== Working data

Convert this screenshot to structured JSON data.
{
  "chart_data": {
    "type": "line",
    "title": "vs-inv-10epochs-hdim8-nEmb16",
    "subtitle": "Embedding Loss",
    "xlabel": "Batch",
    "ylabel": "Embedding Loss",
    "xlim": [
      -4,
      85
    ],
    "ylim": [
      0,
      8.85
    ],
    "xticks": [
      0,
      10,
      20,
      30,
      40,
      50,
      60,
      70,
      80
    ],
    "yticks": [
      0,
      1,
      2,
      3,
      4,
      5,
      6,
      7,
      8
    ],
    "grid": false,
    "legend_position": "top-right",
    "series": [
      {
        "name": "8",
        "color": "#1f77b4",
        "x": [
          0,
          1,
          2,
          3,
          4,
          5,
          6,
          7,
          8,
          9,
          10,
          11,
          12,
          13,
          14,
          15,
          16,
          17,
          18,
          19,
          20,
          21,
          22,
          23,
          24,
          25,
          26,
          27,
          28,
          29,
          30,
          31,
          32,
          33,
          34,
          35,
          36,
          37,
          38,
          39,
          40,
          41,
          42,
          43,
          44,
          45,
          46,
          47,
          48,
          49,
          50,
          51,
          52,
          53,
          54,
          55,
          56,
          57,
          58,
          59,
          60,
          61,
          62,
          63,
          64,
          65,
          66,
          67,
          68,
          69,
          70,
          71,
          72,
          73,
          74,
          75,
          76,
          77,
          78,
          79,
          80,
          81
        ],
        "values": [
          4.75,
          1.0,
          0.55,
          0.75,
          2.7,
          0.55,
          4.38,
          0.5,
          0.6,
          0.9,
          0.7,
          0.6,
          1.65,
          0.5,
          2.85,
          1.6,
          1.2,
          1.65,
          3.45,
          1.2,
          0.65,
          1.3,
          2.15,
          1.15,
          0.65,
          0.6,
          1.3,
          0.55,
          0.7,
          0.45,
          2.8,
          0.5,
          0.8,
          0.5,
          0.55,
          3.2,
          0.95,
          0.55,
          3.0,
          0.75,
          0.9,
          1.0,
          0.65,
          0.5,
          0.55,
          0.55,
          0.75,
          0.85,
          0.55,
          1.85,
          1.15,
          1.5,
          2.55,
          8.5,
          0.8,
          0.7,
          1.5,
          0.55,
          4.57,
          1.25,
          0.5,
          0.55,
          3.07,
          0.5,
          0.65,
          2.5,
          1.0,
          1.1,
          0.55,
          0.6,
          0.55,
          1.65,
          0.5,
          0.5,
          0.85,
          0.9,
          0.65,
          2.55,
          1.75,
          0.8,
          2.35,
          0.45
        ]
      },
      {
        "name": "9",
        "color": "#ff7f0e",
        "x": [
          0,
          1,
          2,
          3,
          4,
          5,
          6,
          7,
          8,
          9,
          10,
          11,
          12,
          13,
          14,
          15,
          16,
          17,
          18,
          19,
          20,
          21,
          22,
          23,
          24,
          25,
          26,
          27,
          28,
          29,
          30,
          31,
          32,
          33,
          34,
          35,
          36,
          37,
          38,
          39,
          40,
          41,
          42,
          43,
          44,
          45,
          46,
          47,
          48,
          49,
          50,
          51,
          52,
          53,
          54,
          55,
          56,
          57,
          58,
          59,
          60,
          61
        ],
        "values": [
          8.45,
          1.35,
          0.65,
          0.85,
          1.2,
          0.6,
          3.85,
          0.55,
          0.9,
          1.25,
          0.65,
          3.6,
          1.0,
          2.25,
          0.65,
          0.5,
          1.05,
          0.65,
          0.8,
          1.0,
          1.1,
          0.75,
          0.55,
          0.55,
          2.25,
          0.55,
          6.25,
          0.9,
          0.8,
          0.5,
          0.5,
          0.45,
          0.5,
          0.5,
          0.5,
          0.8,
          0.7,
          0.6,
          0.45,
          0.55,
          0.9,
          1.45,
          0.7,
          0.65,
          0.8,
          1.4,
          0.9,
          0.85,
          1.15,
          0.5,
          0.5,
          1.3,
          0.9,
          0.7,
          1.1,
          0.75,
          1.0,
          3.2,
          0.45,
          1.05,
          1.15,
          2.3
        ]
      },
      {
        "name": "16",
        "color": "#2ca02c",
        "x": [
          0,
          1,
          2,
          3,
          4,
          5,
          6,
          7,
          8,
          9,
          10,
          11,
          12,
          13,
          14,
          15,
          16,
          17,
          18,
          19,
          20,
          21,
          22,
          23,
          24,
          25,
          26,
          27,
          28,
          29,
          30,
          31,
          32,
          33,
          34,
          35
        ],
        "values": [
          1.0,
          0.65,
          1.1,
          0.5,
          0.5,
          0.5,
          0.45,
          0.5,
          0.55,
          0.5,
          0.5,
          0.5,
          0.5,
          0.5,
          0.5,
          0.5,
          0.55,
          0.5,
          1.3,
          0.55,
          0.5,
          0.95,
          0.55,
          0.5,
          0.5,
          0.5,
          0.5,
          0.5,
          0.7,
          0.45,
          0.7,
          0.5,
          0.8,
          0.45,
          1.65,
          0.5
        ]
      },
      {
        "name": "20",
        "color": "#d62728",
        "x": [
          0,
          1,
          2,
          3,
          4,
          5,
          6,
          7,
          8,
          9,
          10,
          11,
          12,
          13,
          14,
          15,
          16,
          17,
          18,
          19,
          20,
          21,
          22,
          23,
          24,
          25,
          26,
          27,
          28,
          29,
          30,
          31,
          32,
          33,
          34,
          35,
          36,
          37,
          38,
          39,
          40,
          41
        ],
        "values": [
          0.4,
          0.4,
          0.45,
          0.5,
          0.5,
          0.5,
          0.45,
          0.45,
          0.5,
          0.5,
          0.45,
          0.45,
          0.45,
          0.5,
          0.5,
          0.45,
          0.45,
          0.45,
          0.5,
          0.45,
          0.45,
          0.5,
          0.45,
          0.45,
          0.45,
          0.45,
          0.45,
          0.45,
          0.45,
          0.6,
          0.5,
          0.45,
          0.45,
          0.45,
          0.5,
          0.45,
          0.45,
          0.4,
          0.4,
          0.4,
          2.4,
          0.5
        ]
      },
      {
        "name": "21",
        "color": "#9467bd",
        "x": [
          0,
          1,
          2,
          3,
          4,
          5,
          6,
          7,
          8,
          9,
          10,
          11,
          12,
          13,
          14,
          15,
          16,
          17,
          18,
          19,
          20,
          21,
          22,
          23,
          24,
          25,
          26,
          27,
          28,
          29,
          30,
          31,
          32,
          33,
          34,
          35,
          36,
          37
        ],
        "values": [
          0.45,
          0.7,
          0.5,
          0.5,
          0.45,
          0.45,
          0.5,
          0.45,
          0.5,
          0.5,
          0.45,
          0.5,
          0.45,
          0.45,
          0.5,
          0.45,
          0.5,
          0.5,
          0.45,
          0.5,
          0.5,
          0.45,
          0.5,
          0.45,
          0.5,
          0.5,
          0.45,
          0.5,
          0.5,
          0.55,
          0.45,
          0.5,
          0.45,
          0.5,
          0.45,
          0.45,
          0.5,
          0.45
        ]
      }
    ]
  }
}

====

- Goal -
Send back all of the entries exactly, with nothing missing.

- Answer for the task -
Convert this screenshot to structured JSON data.
{
  "chart_data": {
    "type": "line",
    "title": "vs-inv-10epochs-hdim8-nEmb16",
    "subtitle": "Embedding Loss",
    "xlabel": "Batch",
    "ylabel": "Embedding Loss",
    "xlim": [
      -4,
      85
    ],
    "ylim": [
      0,
      8.85
    ],
    "xticks": [
      0,
      10,
      20,
      30,
      40,
      50,
      60,
      70,
      80
    ],
    "yticks": [
      0,
      1,
      2,
      3,
      4,
      5,
      6,
      7,
      8
    ],
    "grid": false,
    "legend_position": "top-right",
    "series": [
      {
        "name": "8",
        "color": "#1f77b4",
        "x": [
          0,
          1,
          2,
          3,
          4,
          5,
          6,
          7,
          8,
          9,
          10,
          11,
          12,
          13,
          14,
          15,
          16,
          17,
          18,
          19,
          20,
          21,
          22,
          23,
          24,
          25,
          26,
          27,
          28,
          29,
          30,
          31,
          32,
          33,
          34,
          35,
          36,
          37,
          38,
          39,
          40,
          41,
          42,
          43,
          44,
          45,
          46,
          47,
          48,
          49,
          50,
          51,
          52,
          53,
          54,
          55,
          56,
          57,
          58,
          59,
          60,
          61,
          62,
          63,
          64,
          65,
          66,
          67,
          68,
          69,
          70,
          71,
          72,
          73,
          74,
          75,
          76,
          77,
          78,
          79,
          80,
          81
        ],
        "values": [
          4.75,
          1.0,
          0.55,
          0.75,
          2.7,
          0.55,
          4.38,
          0.5,
          0.6,
          0.9,
          0.7,
          0.6,
          1.65,
          0.5,
          2.85,
          1.6,
          1.2,
          1.65,
          3.45,
          1.2,
          0.65,
          1.3,
          2.15,
          1.15,
          0.65,
          0.6,
          1.3,
          0.55,
          0.7,
          0.45,
          2.8,
          0.5,
          0.8,
          0.5,
          0.55,
          3.2,
          0.95,
          0.55,
          3.0,
          0.75,
          0.9,
          1.0,
          0.65,
          0.5,
          0.55,
          0.55,
          0.75,
          0.85,
          0.55,
          1.85,
          1.15,
          1.5,
          2.55,
          8.5,
          0.8,
          0.7,
          1.5,
          0.55,
          4.57,
          1.25,
          0.5,
          0.55,
          3.07,
          0.5,
          0.65,
          2.5,
          1.0,
          1.1,
          0.55,
          0.6,
          0.55,
          1.65,
          0.5,
          0.5,
          0.85,
          0.9,
          0.65,
          2.55,
          1.75,
          0.8,
          2.35,
          0.45
        ]
      },
      {
        "name": "9",
        "color": "#ff7f0e",
        "x": [
          0,
          1,
          2,
          3,
          4,
          5,
          6,
          7,
          8,
          9,
          10,
          11,
          12,
          13,
          14,
          15,
          16,
          17,
          18,
          19,
          20,
          21,
          22,
          23,
          24,
          25,
          26,
          27,
          28,
          29,
          30,
          31,
          32,
          33,
          34,
          35,
          36,
          37,
          38,
          39,
          40,
          41,
          42,
          43,
          44,
          45,
          46,
          47,
          48,
          49,
          50,
          51,
          52,
          53,
          54,
          55,
          56,
          57,
          58,
          59,
          60,
          61
        ],
        "values": [
          8.45,
          1.35,
          0.65,
          0.85,
          1.2,
          0.6,
          3.85,
          0.55,
          0.9,
          1.25,
          0.65,
          3.6,
          1.0,
          2.25,
          0.65,
          0.5,
          1.05,
          0.65,
          0.8,
          1.0,
          1.1,
          0.75,
          0.55,
          0.55,
          2.25,
          0.55,
          6.25,
          0.9,
          0.8,
          0.5,
          0.5,
          0.45,
          0.5,
          0.5,
          0.5,
          0.8,
          0.7,
          0.6,
          0.45,
          0.55,
          0.9,
          1.45,
          0.7,
          0.65,
          0.8,
          1.4,
          0.9,
          0.85,
          1.15,
          0.5,
          0.5,
          1.3,
          0.9,
          0.7,
          1.1,
          0.75,
          1.0,
          3.2,
          0.45,
          1.05,
          1.15,
          2.3
        ]
      },
      {
        "name": "16",
        "color": "#2ca02c",
        "x": [
          0,
          1,
          2,
          3,
          4,
          5,
          6,
          7,
          8,
          9,
          10,
          11,
          12,
          13,
          14,
          15,
          16,
          17,
          18,
          19,
          20,
          21,
          22,
          23,
          24,
          25,
          26,
          27,
          28,
          29,
          30,
          31,
          32,
          33,
          34,
          35
        ],
        "values": [
          1.0,
          0.65,
          1.1,
          0.5,
          0.5,
          0.5,
          0.45,
          0.5,
          0.55,
          0.5,
          0.5,
          0.5,
          0.5,
          0.5,
          0.5,
          0.5,
          0.55,
          0.5,
          1.3,
          0.55,
          0.5,
          0.95,
          0.55,
          0.5,
          0.5,
          0.5,
          0.5,
          0.5,
          0.7,
          0.45,
          0.7,
          0.5,
          0.8,
          0.45,
          1.65,
          0.5
        ]
      },
      {
        "name": "20",
        "color": "#d62728",
        "x": [
          0,
          1,
          2,
          3,
          4,
          5,
          6,
          7,
          8,
          9,
          10,
          11,
          12,
          13,
          14,
          15,
          16,
          17,
          18,
          19,
          20,
          21,
          22,
          23,
          24,
          25,
          26,
          27,
          28,
          29,
          30,
          31,
          32,
          33,
          34,
          35,
          36,
          37,
          38,
          39,
          40,
          41
        ],
        "values": [
          0.4,
          0.4,
          0.45,
          0.5,
          0.5,
          0.5,
          0.45,
          0.45,
          0.5,
          0.5,
          0.45,
          0.45,
          0.45,
          0.5,
          0.5,
          0.45,
          0.45,
          0.45,
          0.5,
          0.45,
          0.45,
          0.5,
          0.45,
          0.45,
          0.45,
          0.45,
          0.45,
          0.45,
          0.45,
          0.6,
          0.5,
          0.45,
          0.45,
          0.45,
          0.5,
          0.45,
          0.45,
          0.4,
          0.4,
          0.4,
          2.4,
          0.5
        ]
      },
      {
        "name": "21",
        "color": "#9467bd",
        "x": [
          0,
          1,
          2,
          3,
          4,
          5,
          6,
          7,
          8,
          9,
          10,
          11,
          12,
          13,
          14,
          15,
          16,
          17,
          18,
          19,
          20,
          21,
          22,
          23,
          24,
          25,
          26,
          27,
          28,
          29,
          30,
          31,
          32,
          33,
          34,
          35,
          36,
          37
        ],
        "values": [
          0.45,
          0.7,
          0.5,
          0.5,
          0.45,
          0.45,
          0.5,
          0.45,
          0.5,
          0.5,
          0.45,
          0.5,
          0.45,
          0.45,
          0.5,
          0.45,
          0.5,
          0.5,
          0.45,
          0.5,
          0.5,
          0.45,
          0.5,
          0.45,
          0.5,
          0.5,
          0.45,
          0.5,
          0.5,
          0.55,
          0.45,
          0.5,
          0.45,
          0.5,
          0.45,
          0.45,
          0.5,
          0.45
        ]
      }
    ]
  }
}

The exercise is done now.